• [Exercise aim]: The answer must be every line of the records below that holds the word "cycle".

Data about app and page elements:
◆ ◆ ◆ ◆ ◆ ◆ ◆

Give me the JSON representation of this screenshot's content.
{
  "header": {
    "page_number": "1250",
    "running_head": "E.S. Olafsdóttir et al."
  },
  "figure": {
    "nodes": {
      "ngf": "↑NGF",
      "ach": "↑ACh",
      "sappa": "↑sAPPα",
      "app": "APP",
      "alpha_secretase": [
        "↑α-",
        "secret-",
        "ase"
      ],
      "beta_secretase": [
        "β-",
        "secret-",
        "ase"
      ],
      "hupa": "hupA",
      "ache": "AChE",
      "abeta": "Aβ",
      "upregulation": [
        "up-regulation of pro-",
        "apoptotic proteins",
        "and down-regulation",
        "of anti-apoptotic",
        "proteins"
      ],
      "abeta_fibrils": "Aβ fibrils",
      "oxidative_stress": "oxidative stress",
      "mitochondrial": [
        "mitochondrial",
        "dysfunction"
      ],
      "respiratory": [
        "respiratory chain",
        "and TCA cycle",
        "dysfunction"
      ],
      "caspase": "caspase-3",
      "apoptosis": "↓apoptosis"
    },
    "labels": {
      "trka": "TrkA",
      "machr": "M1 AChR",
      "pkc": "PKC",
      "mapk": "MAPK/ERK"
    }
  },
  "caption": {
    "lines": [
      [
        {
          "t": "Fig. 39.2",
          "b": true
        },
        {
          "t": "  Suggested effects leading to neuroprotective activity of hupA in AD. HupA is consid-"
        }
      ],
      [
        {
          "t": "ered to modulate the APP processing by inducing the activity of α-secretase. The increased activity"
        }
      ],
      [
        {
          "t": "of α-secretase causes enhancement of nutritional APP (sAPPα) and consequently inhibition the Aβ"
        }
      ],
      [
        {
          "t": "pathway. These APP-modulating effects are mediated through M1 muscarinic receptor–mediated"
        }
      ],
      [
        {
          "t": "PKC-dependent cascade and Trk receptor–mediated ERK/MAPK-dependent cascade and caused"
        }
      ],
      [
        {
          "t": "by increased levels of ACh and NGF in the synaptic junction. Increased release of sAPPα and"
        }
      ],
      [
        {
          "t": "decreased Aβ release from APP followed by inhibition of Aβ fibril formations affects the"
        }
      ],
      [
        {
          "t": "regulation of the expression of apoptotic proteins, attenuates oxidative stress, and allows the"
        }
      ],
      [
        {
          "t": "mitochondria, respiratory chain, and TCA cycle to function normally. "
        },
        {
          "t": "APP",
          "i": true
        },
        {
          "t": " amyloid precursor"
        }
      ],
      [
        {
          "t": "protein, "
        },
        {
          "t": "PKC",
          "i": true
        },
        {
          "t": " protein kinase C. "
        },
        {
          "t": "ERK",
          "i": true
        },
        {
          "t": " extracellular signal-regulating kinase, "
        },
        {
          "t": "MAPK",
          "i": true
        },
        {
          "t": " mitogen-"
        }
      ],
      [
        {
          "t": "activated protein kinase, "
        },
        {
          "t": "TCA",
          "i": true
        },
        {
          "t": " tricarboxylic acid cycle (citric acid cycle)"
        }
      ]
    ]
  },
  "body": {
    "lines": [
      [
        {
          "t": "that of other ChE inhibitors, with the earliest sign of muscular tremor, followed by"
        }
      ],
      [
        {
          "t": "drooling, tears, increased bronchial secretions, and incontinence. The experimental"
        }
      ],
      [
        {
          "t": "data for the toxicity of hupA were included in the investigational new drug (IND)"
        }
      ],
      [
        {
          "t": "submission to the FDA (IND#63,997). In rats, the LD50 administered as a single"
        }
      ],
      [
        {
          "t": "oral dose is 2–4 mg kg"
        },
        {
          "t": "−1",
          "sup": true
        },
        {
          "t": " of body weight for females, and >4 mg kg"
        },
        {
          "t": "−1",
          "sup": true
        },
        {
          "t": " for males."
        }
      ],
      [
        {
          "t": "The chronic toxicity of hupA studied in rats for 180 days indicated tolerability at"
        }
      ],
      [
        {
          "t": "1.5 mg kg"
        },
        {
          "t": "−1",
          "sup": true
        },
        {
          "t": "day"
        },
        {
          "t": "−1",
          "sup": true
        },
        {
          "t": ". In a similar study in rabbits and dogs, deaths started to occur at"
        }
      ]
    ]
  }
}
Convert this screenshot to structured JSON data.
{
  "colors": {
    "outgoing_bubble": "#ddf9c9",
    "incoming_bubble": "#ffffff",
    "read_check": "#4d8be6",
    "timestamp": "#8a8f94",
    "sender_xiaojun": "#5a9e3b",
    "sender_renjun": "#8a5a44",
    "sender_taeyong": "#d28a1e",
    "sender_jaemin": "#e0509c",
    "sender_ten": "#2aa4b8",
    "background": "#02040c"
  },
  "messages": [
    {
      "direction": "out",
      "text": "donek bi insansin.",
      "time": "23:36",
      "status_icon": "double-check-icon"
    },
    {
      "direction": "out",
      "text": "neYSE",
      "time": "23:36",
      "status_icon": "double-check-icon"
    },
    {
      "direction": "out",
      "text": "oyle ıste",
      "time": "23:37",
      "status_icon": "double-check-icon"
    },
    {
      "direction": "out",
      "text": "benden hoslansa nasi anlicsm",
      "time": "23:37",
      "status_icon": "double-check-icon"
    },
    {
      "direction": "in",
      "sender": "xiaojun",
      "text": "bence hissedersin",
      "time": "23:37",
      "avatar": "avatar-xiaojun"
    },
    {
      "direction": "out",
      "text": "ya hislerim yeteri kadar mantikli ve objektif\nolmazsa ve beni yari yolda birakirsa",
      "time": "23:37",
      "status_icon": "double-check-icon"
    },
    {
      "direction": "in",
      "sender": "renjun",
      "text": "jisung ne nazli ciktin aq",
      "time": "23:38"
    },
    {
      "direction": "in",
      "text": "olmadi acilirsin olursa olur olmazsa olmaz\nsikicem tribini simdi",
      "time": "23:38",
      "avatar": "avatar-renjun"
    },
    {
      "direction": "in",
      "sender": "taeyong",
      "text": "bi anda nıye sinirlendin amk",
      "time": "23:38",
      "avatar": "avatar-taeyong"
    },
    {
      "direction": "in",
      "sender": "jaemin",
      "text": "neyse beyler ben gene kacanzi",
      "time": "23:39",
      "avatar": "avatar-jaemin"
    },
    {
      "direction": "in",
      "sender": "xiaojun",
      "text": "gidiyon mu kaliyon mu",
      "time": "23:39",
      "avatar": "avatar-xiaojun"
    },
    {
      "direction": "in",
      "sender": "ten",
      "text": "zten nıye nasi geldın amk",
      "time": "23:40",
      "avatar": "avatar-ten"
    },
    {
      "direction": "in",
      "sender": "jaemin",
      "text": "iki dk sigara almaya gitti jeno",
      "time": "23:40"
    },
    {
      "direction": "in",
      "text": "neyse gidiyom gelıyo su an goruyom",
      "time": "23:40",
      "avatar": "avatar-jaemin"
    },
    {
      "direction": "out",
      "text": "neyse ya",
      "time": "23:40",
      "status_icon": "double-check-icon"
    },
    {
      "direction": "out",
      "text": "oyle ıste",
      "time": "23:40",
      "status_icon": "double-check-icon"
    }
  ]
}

◆ ◆ ◆ ◆ ◆ ◆ ◆

• [Exercise output]:
        "and TCA cycle",
          "t": "mitochondria, respiratory chain, and TCA cycle to function normally. "
          "t": " tricarboxylic acid cycle (citric acid cycle)"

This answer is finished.